What is expected | Transcribe the lines below verbatim, skipping the images.

Stored records
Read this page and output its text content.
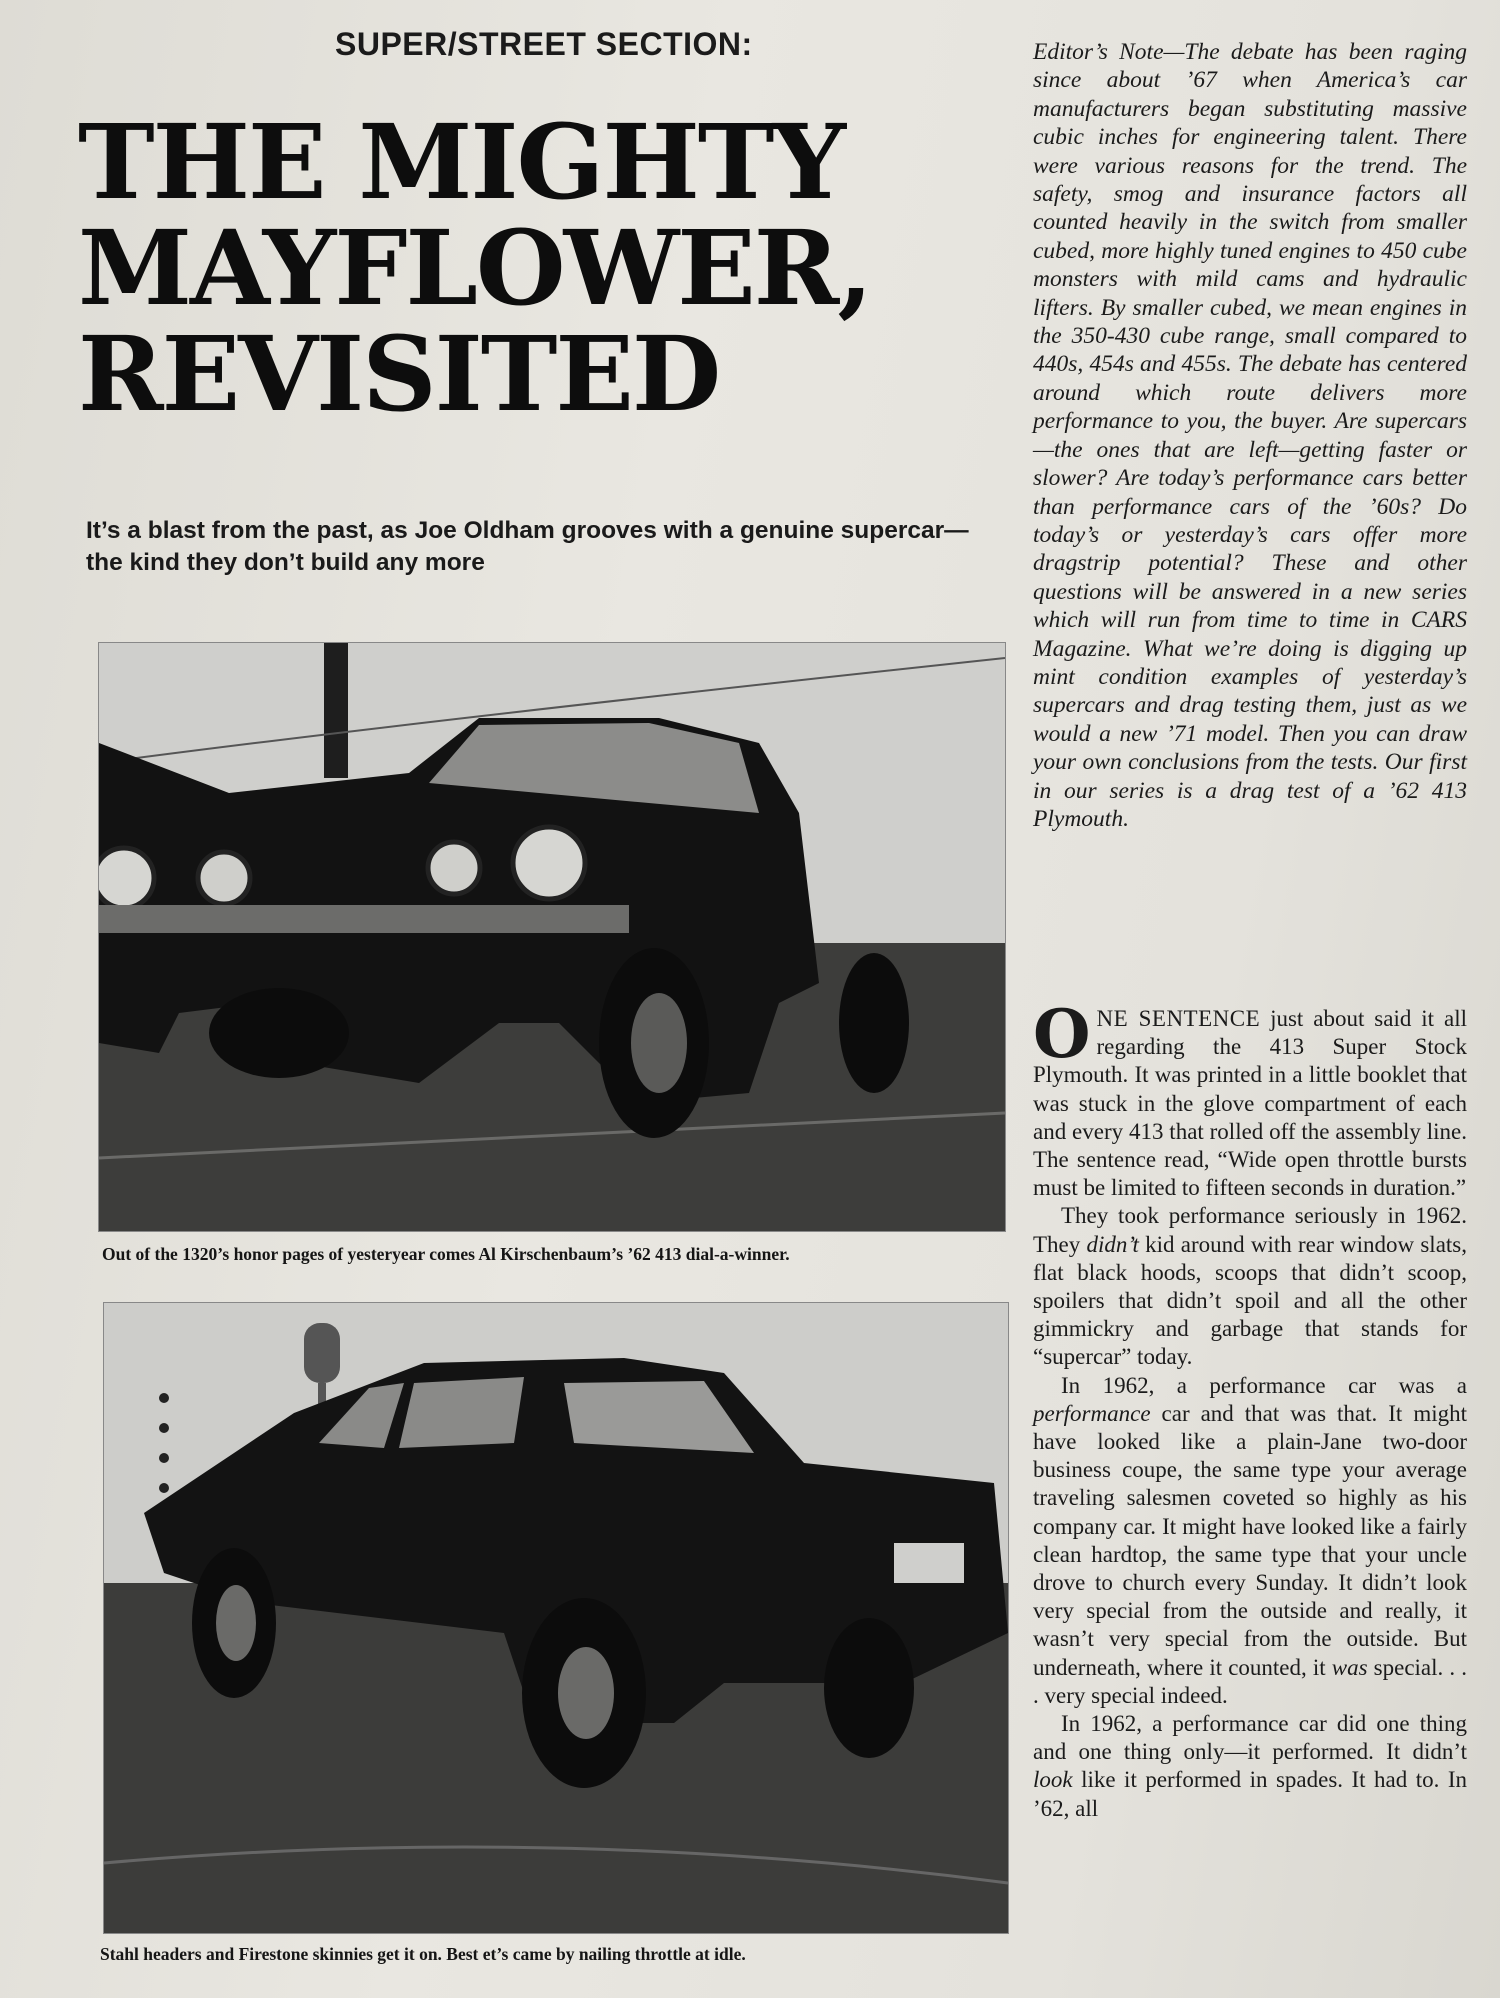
SUPER/STREET SECTION:
THE MIGHTY
MAYFLOWER,
REVISITED
It’s a blast from the past, as Joe Oldham grooves with a genuine supercar—the kind they don’t build any more
Out of the 1320’s honor pages of yesteryear comes Al Kirschenbaum’s ’62 413 dial-a-winner.
Stahl headers and Firestone skinnies get it on. Best et’s came by nailing throttle at idle.
Editor’s Note—The debate has been raging since about ’67 when America’s car manufacturers began substituting massive cubic inches for engineering talent. There were various reasons for the trend. The safety, smog and insurance factors all counted heavily in the switch from smaller cubed, more highly tuned engines to 450 cube monsters with mild cams and hydraulic lifters. By smaller cubed, we mean engines in the 350-430 cube range, small compared to 440s, 454s and 455s. The debate has centered around which route delivers more performance to you, the buyer. Are supercars—the ones that are left—getting faster or slower? Are today’s performance cars better than performance cars of the ’60s? Do today’s or yesterday’s cars offer more dragstrip potential? These and other questions will be answered in a new series which will run from time to time in CARS Magazine. What we’re doing is digging up mint condition examples of yesterday’s supercars and drag testing them, just as we would a new ’71 model. Then you can draw your own conclusions from the tests. Our first in our series is a drag test of a ’62 413 Plymouth.

ONE SENTENCE just about said it all regarding the 413 Super Stock Plymouth. It was printed in a little booklet that was stuck in the glove compartment of each and every 413 that rolled off the assembly line. The sentence read, “Wide open throttle bursts must be limited to fifteen seconds in duration.”

They took performance seriously in 1962. They didn’t kid around with rear window slats, flat black hoods, scoops that didn’t scoop, spoilers that didn’t spoil and all the other gimmickry and garbage that stands for “supercar” today.

In 1962, a performance car was a performance car and that was that. It might have looked like a plain-Jane two-door business coupe, the same type your average traveling salesmen coveted so highly as his company car. It might have looked like a fairly clean hardtop, the same type that your uncle drove to church every Sunday. It didn’t look very special from the outside and really, it wasn’t very special from the outside. But underneath, where it counted, it was special. . . . very special indeed.

In 1962, a performance car did one thing and one thing only—it performed. It didn’t look like it performed in spades. It had to. In ’62, all
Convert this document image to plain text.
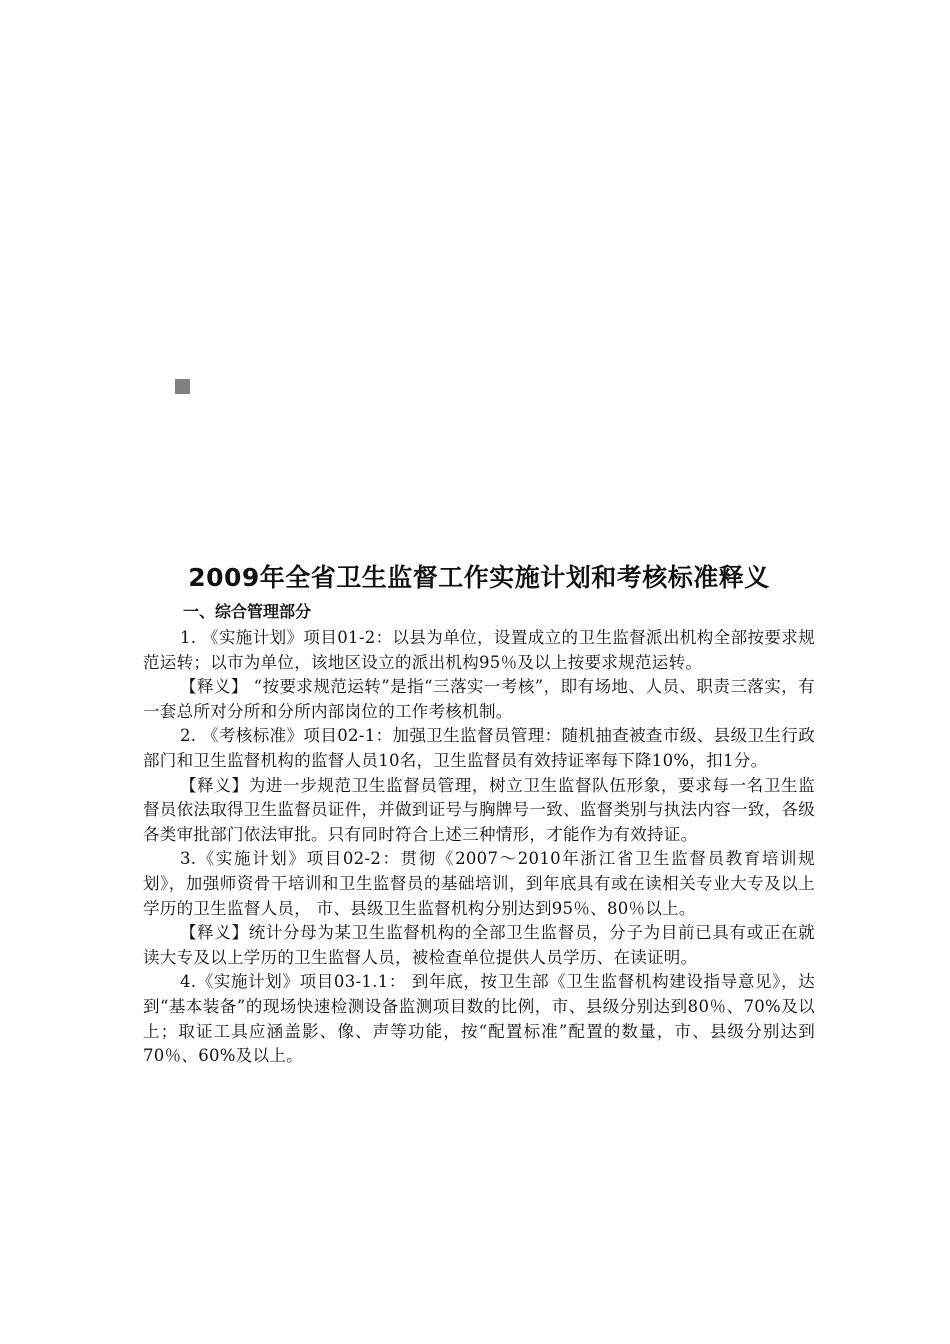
2009年全省卫生监督工作实施计划和考核标准释义
一、综合管理部分

1. 《实施计划》项目01-2：以县为单位，设置成立的卫生监督派出机构全部按要求规范运转；以市为单位，该地区设立的派出机构95％及以上按要求规范运转。

【释义】 “按要求规范运转”是指“三落实一考核”，即有场地、人员、职责三落实，有一套总所对分所和分所内部岗位的工作考核机制。

2. 《考核标准》项目02-1：加强卫生监督员管理：随机抽查被查市级、县级卫生行政部门和卫生监督机构的监督人员10名，卫生监督员有效持证率每下降10%，扣1分。

【释义】为进一步规范卫生监督员管理，树立卫生监督队伍形象，要求每一名卫生监督员依法取得卫生监督员证件，并做到证号与胸牌号一致、监督类别与执法内容一致，各级各类审批部门依法审批。只有同时符合上述三种情形，才能作为有效持证。

3.《实施计划》项目02-2：贯彻《2007～2010年浙江省卫生监督员教育培训规划》，加强师资骨干培训和卫生监督员的基础培训，到年底具有或在读相关专业大专及以上学历的卫生监督人员， 市、县级卫生监督机构分别达到95％、80％以上。

【释义】统计分母为某卫生监督机构的全部卫生监督员，分子为目前已具有或正在就读大专及以上学历的卫生监督人员，被检查单位提供人员学历、在读证明。

4.《实施计划》项目03-1.1： 到年底，按卫生部《卫生监督机构建设指导意见》，达到“基本装备”的现场快速检测设备监测项目数的比例，市、县级分别达到80％、70%及以上；取证工具应涵盖影、像、声等功能，按“配置标准”配置的数量，市、县级分别达到70％、60%及以上。
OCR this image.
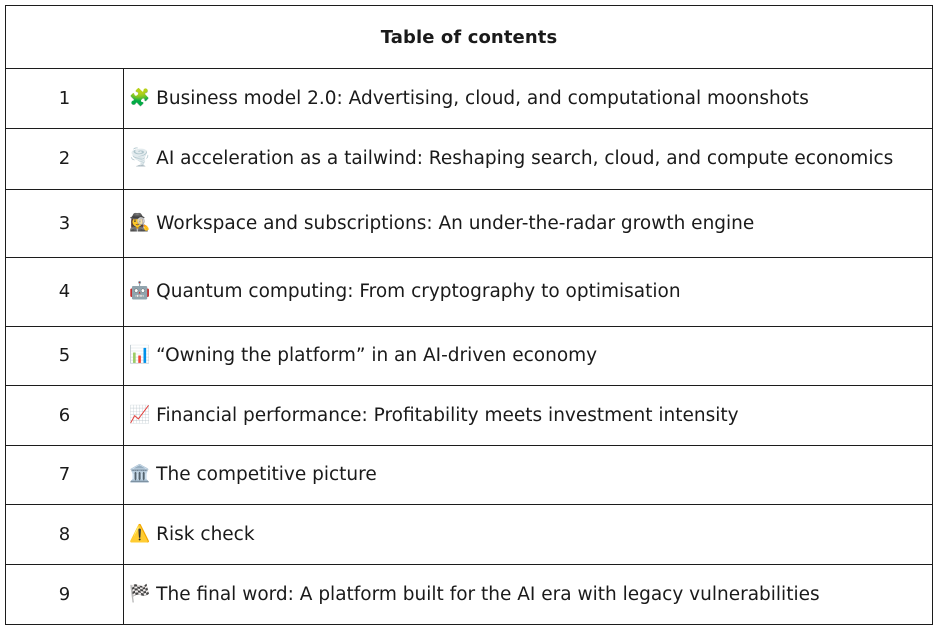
Table of contents
1	🧩 Business model 2.0: Advertising, cloud, and computational moonshots
2	🌪️ AI acceleration as a tailwind: Reshaping search, cloud, and compute economics
3	🕵️‍♀️ Workspace and subscriptions: An under-the-radar growth engine
4	🤖 Quantum computing: From cryptography to optimisation
5	📊 “Owning the platform” in an AI-driven economy
6	📈 Financial performance: Profitability meets investment intensity
7	🏛️ The competitive picture
8	⚠️ Risk check
9	🏁 The final word: A platform built for the AI era with legacy vulnerabilities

Output of the task |
Read this page and output its text content.
SUPER/STREET SECTION:
THE MIGHTY
MAYFLOWER,
REVISITED
It’s a blast from the past, as Joe Oldham grooves with a genuine supercar—the kind they don’t build any more
Out of the 1320’s honor pages of yesteryear comes Al Kirschenbaum’s ’62 413 dial-a-winner.
Stahl headers and Firestone skinnies get it on. Best et’s came by nailing throttle at idle.
Editor’s Note—The debate has been raging since about ’67 when America’s car manufacturers began substituting massive cubic inches for engineering talent. There were various reasons for the trend. The safety, smog and insurance factors all counted heavily in the switch from smaller cubed, more highly tuned engines to 450 cube monsters with mild cams and hydraulic lifters. By smaller cubed, we mean engines in the 350-430 cube range, small compared to 440s, 454s and 455s. The debate has centered around which route delivers more performance to you, the buyer. Are supercars—the ones that are left—getting faster or slower? Are today’s performance cars better than performance cars of the ’60s? Do today’s or yesterday’s cars offer more dragstrip potential? These and other questions will be answered in a new series which will run from time to time in CARS Magazine. What we’re doing is digging up mint condition examples of yesterday’s supercars and drag testing them, just as we would a new ’71 model. Then you can draw your own conclusions from the tests. Our first in our series is a drag test of a ’62 413 Plymouth.

ONE SENTENCE just about said it all regarding the 413 Super Stock Plymouth. It was printed in a little booklet that was stuck in the glove compartment of each and every 413 that rolled off the assembly line. The sentence read, “Wide open throttle bursts must be limited to fifteen seconds in duration.”

They took performance seriously in 1962. They didn’t kid around with rear window slats, flat black hoods, scoops that didn’t scoop, spoilers that didn’t spoil and all the other gimmickry and garbage that stands for “supercar” today.

In 1962, a performance car was a performance car and that was that. It might have looked like a plain-Jane two-door business coupe, the same type your average traveling salesmen coveted so highly as his company car. It might have looked like a fairly clean hardtop, the same type that your uncle drove to church every Sunday. It didn’t look very special from the outside and really, it wasn’t very special from the outside. But underneath, where it counted, it was special. . . . very special indeed.

In 1962, a performance car did one thing and one thing only—it performed. It didn’t look like it performed in spades. It had to. In ’62, all
Convert this document image to plain text.
2009年全省卫生监督工作实施计划和考核标准释义
一、综合管理部分

1. 《实施计划》项目01-2：以县为单位，设置成立的卫生监督派出机构全部按要求规范运转；以市为单位，该地区设立的派出机构95％及以上按要求规范运转。

【释义】 “按要求规范运转”是指“三落实一考核”，即有场地、人员、职责三落实，有一套总所对分所和分所内部岗位的工作考核机制。

2. 《考核标准》项目02-1：加强卫生监督员管理：随机抽查被查市级、县级卫生行政部门和卫生监督机构的监督人员10名，卫生监督员有效持证率每下降10%，扣1分。

【释义】为进一步规范卫生监督员管理，树立卫生监督队伍形象，要求每一名卫生监督员依法取得卫生监督员证件，并做到证号与胸牌号一致、监督类别与执法内容一致，各级各类审批部门依法审批。只有同时符合上述三种情形，才能作为有效持证。

3.《实施计划》项目02-2：贯彻《2007～2010年浙江省卫生监督员教育培训规划》，加强师资骨干培训和卫生监督员的基础培训，到年底具有或在读相关专业大专及以上学历的卫生监督人员， 市、县级卫生监督机构分别达到95％、80％以上。

【释义】统计分母为某卫生监督机构的全部卫生监督员，分子为目前已具有或正在就读大专及以上学历的卫生监督人员，被检查单位提供人员学历、在读证明。

4.《实施计划》项目03-1.1： 到年底，按卫生部《卫生监督机构建设指导意见》，达到“基本装备”的现场快速检测设备监测项目数的比例，市、县级分别达到80％、70%及以上；取证工具应涵盖影、像、声等功能，按“配置标准”配置的数量，市、县级分别达到70％、60%及以上。
OCR this image.
Table of contents
1	🧩 Business model 2.0: Advertising, cloud, and computational moonshots
2	🌪️ AI acceleration as a tailwind: Reshaping search, cloud, and compute economics
3	🕵️‍♀️ Workspace and subscriptions: An under-the-radar growth engine
4	🤖 Quantum computing: From cryptography to optimisation
5	📊 “Owning the platform” in an AI-driven economy
6	📈 Financial performance: Profitability meets investment intensity
7	🏛️ The competitive picture
8	⚠️ Risk check
9	🏁 The final word: A platform built for the AI era with legacy vulnerabilities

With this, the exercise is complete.